In the material below, list every line carrying the string "this".

···

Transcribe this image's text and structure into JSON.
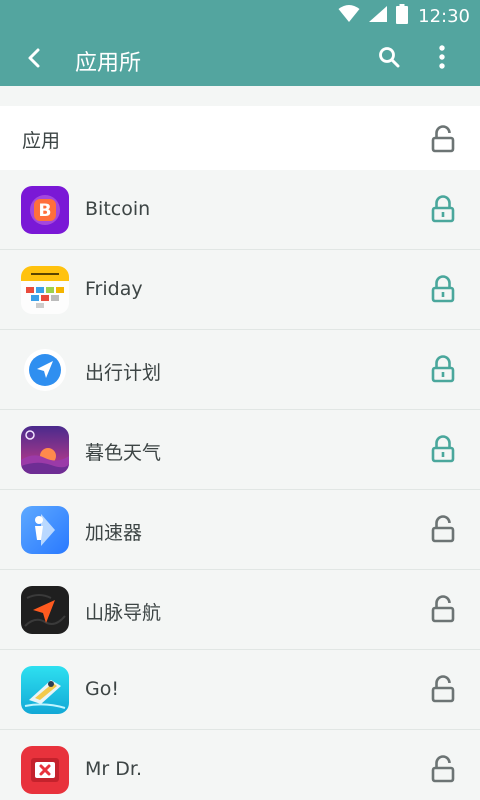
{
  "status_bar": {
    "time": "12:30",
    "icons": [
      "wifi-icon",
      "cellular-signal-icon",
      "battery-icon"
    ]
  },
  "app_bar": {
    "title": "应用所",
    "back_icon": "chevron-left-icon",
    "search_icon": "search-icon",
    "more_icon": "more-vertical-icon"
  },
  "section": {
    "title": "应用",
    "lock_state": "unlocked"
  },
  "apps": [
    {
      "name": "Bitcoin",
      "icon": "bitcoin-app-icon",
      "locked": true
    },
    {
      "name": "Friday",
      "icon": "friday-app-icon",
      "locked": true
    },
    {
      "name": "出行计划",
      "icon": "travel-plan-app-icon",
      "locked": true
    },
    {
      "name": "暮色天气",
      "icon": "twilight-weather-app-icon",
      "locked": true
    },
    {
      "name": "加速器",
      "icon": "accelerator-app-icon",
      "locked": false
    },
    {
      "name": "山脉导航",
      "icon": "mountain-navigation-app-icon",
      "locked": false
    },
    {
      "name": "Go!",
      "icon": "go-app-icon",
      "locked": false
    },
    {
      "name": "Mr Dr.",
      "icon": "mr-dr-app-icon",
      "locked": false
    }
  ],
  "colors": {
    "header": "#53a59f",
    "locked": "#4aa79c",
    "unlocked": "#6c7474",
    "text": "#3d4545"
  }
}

···

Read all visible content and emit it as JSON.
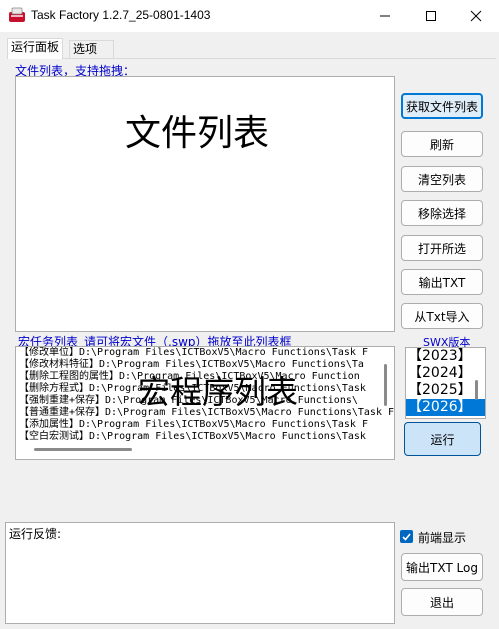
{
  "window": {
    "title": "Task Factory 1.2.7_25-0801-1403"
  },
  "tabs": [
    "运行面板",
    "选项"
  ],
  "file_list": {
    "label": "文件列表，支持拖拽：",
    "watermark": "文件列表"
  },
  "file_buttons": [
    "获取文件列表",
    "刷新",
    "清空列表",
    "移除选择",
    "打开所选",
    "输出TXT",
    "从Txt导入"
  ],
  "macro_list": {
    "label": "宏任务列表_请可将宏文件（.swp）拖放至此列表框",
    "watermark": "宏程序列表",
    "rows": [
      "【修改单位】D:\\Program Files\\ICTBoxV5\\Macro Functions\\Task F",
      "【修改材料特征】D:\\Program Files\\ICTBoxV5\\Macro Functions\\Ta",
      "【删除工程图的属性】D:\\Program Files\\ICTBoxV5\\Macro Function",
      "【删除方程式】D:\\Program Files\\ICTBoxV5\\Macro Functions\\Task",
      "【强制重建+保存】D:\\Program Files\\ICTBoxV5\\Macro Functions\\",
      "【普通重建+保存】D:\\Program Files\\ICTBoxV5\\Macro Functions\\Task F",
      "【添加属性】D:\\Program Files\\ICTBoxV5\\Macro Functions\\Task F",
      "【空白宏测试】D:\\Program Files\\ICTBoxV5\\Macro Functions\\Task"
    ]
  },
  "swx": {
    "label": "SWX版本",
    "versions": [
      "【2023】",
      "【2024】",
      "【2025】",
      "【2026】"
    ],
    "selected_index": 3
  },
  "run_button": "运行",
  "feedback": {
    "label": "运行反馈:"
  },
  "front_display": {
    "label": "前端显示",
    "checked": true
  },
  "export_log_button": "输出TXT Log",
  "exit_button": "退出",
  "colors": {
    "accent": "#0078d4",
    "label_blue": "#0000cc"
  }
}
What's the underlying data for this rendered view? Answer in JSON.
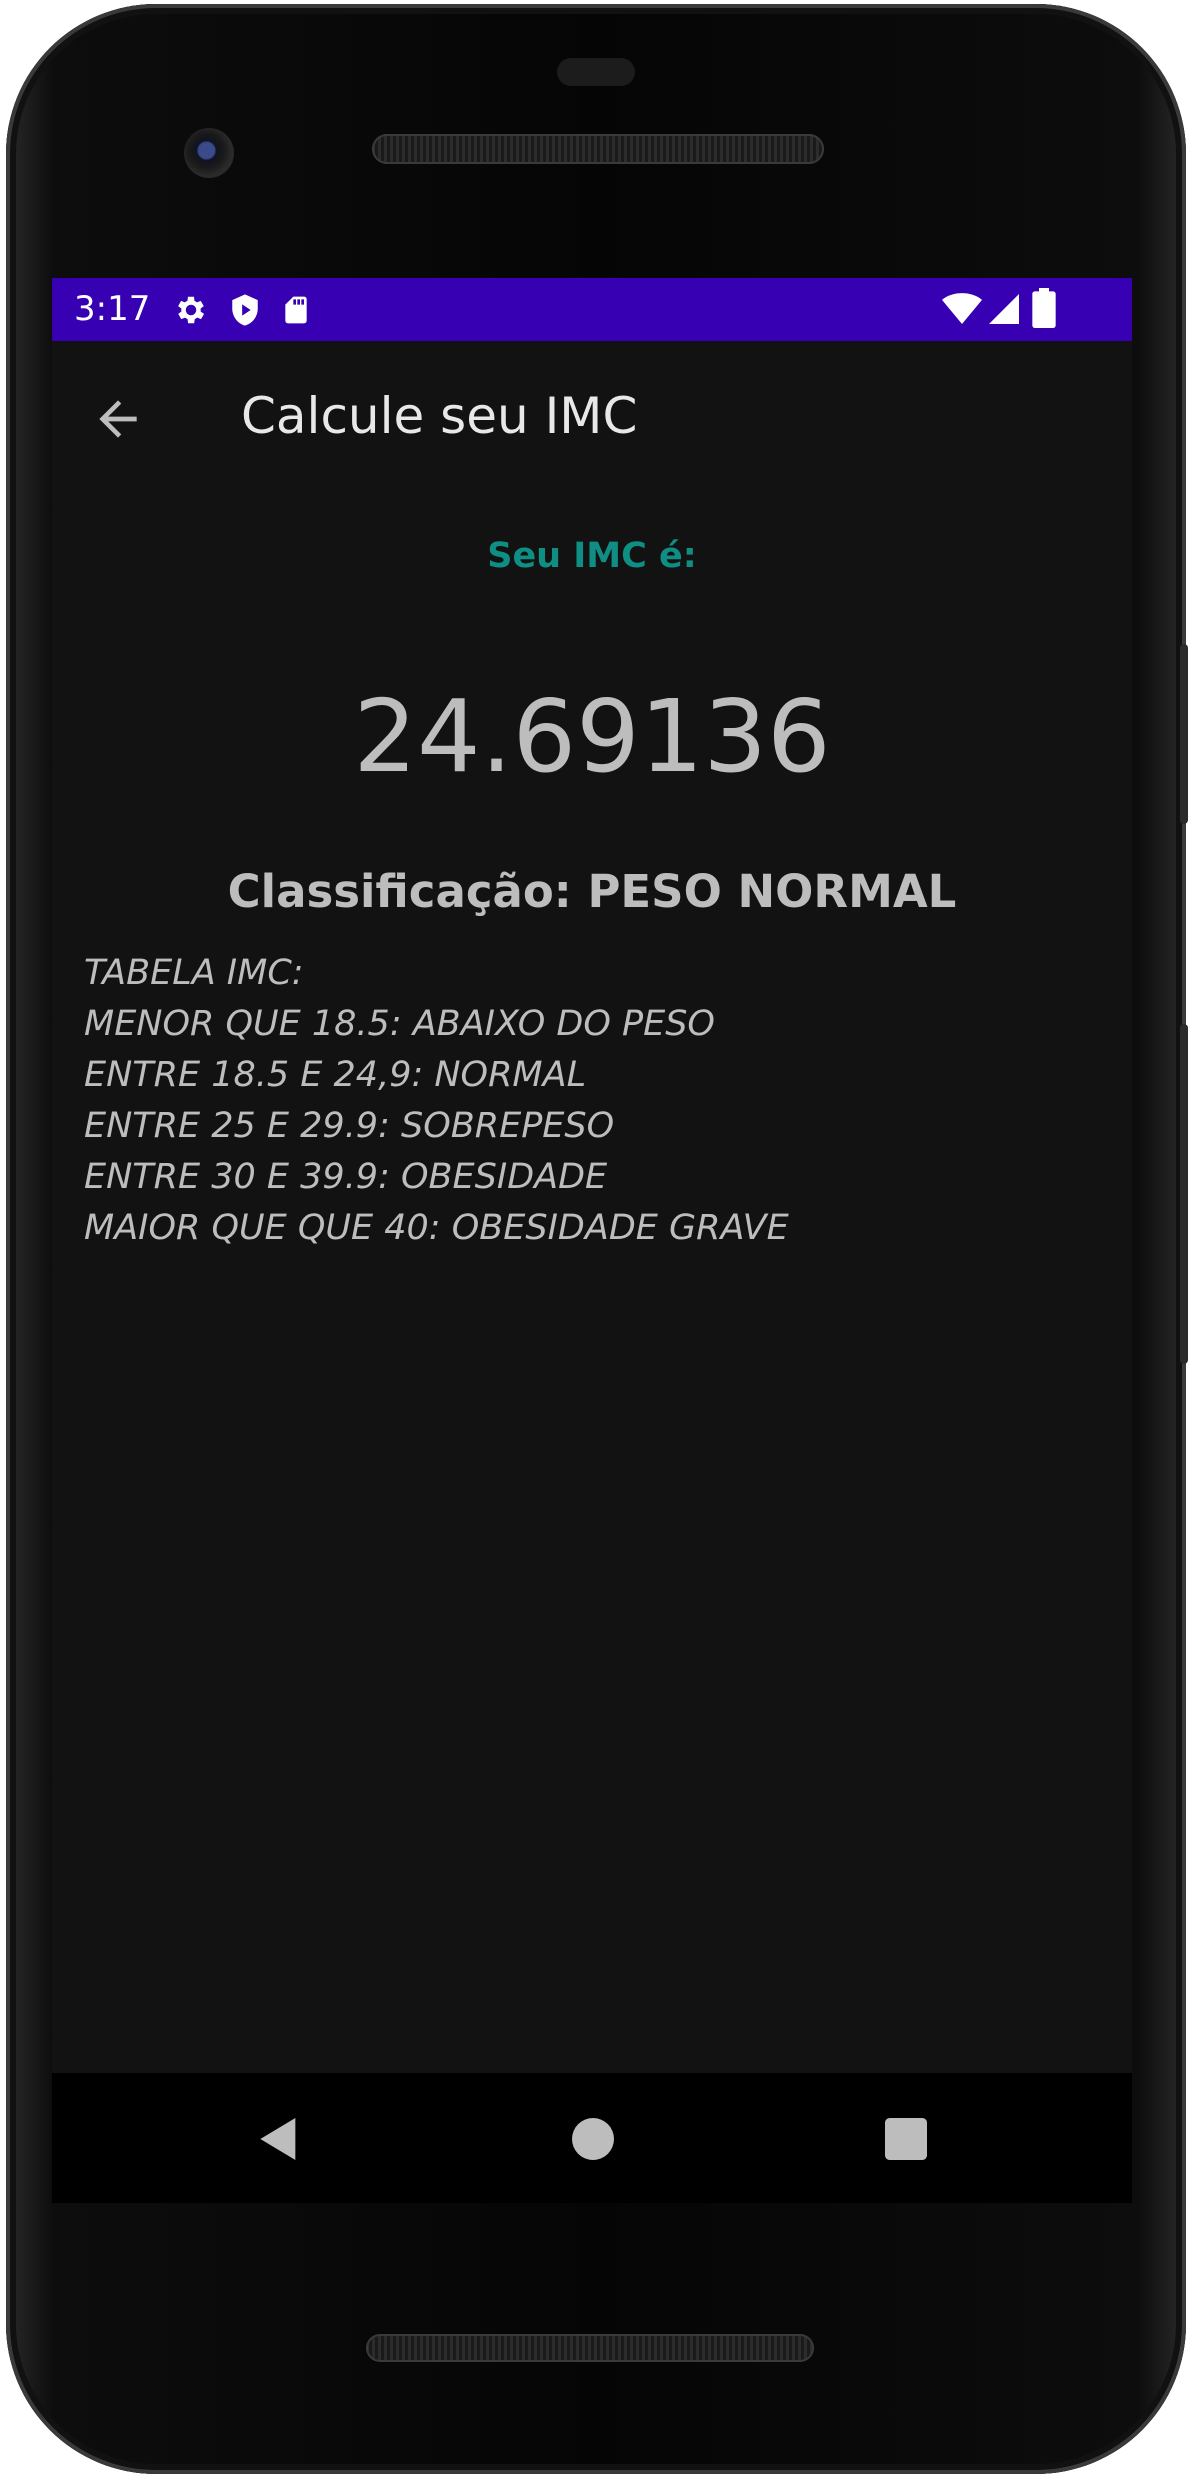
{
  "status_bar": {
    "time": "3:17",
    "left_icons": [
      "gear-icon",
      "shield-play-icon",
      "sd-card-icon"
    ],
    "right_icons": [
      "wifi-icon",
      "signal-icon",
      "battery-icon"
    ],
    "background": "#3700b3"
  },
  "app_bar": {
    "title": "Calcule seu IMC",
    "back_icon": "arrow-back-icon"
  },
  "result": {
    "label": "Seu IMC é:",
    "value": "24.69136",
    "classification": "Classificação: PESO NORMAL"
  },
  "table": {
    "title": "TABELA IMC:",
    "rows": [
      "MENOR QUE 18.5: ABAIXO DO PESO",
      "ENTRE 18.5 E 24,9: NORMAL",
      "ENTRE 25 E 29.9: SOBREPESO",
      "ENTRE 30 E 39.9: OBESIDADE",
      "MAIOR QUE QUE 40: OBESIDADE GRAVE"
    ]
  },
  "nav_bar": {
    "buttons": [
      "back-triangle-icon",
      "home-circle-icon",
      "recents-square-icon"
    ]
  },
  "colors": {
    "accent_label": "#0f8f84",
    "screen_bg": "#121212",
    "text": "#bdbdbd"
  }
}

···

ANSWER FOR THE TASK -
Transcribe this image's text and structure into JSON.
What's the underlying data for this rendered view? Answer in JSON.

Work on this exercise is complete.